>>>>
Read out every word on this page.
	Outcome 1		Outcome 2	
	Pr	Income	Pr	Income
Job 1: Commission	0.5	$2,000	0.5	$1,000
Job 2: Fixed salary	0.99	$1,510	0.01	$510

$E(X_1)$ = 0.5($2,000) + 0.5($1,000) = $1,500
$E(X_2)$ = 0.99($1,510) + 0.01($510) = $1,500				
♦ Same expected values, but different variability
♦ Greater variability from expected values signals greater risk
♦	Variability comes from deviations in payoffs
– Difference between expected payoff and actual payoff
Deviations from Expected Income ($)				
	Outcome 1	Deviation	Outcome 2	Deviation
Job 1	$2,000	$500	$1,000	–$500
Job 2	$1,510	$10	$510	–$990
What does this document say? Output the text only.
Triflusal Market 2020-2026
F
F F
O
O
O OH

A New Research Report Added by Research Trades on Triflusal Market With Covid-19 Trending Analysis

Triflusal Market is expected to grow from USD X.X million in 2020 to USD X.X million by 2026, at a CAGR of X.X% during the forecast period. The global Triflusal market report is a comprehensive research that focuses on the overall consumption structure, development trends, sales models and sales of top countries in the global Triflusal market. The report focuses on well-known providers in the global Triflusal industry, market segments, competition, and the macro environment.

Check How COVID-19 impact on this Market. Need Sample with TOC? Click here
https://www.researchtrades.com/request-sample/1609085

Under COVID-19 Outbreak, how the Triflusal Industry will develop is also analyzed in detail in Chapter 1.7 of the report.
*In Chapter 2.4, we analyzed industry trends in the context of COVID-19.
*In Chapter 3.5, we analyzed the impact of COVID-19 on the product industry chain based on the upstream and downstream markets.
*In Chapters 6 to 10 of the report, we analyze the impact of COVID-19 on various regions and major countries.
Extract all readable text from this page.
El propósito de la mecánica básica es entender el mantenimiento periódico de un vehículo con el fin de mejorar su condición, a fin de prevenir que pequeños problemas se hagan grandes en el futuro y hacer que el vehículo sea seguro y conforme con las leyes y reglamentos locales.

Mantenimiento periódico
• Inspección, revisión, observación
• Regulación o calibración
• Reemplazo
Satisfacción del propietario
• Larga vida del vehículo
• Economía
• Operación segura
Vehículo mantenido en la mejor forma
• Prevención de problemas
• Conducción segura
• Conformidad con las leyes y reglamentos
<<<<
» **EXERCISE DETAILS**
Using the listing above, gather each line that holds the string "periódico" and copy it.

» **RESPONSE TO THE EXERCISE**
El propósito de la mecánica básica es entender el mantenimiento periódico de un vehículo con el fin de mejorar su condición, a fin de prevenir que pequeños problemas se hagan grandes en el futuro y hacer que el vehículo sea seguro y conforme con las leyes y reglamentos locales.
Mantenimiento periódico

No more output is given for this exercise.